Task brief> Collect all lines from the listing that include the string "banner".

[Dataset excerpt]

==============================

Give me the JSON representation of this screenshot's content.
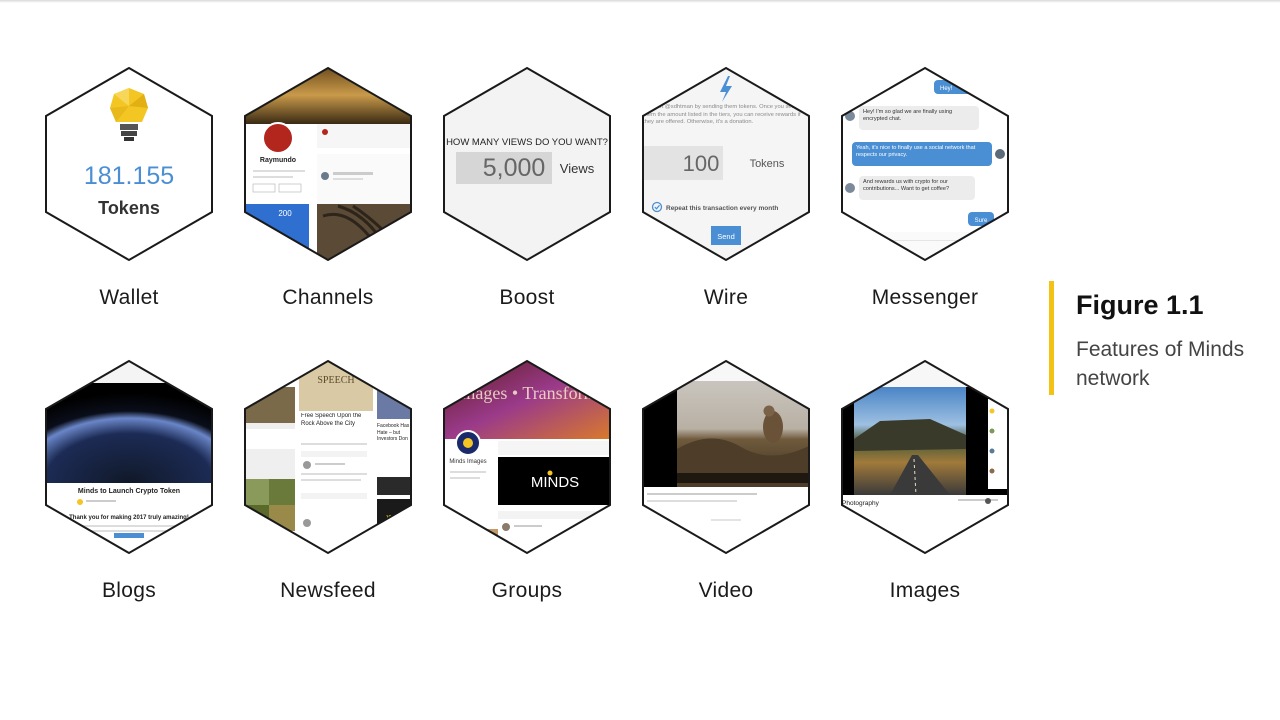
{
  "colors": {
    "accent_blue": "#4a8fd4",
    "caption_bar": "#f2c314",
    "hex_stroke": "#1a1a1a"
  },
  "features": [
    {
      "label": "Wallet"
    },
    {
      "label": "Channels"
    },
    {
      "label": "Boost"
    },
    {
      "label": "Wire"
    },
    {
      "label": "Messenger"
    },
    {
      "label": "Blogs"
    },
    {
      "label": "Newsfeed"
    },
    {
      "label": "Groups"
    },
    {
      "label": "Video"
    },
    {
      "label": "Images"
    }
  ],
  "wallet": {
    "amount": "181.155",
    "unit": "Tokens",
    "icon": "lightbulb-icon"
  },
  "channels": {
    "name": "Raymundo",
    "count": "200"
  },
  "boost": {
    "question": "HOW MANY VIEWS DO YOU WANT?",
    "value": "5,000",
    "unit": "Views"
  },
  "wire": {
    "intro": "Support @sdhtman by sending them tokens. Once you send them the amount listed in the tiers, you can receive rewards if they are offered. Otherwise, it's a donation.",
    "amount": "100",
    "unit": "Tokens",
    "repeat": "Repeat this transaction every month",
    "send": "Send",
    "icon": "bolt-icon"
  },
  "messenger": {
    "messages": [
      {
        "text": "Hey!",
        "side": "right"
      },
      {
        "text": "Hey! I'm so glad we are finally using encrypted chat.",
        "side": "left"
      },
      {
        "text": "Yeah, it's nice to finally use a social network that respects our privacy.",
        "side": "right"
      },
      {
        "text": "And rewards us with crypto for our contributions... Want to get coffee?",
        "side": "left"
      },
      {
        "text": "Sure",
        "side": "right"
      }
    ]
  },
  "blogs": {
    "title": "Minds to Launch Crypto Token",
    "body": "Thank you for making 2017 truly amazing!"
  },
  "newsfeed": {
    "post_title": "Free Speech Upon the Rock Above the City",
    "side_title": "Facebook Has Hate – but Investors Don",
    "banner": "SPEECH"
  },
  "groups": {
    "banner": "Minds • Images • Transform • Create",
    "group_name": "Minds Images",
    "logo": "MINDS"
  },
  "images": {
    "caption": "Photography"
  },
  "caption": {
    "title": "Figure 1.1",
    "subtitle": "Features of Minds network"
  }
}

==============================

Final result>
    "banner": "SPEECH"
    "banner": "Minds • Images • Transform • Create",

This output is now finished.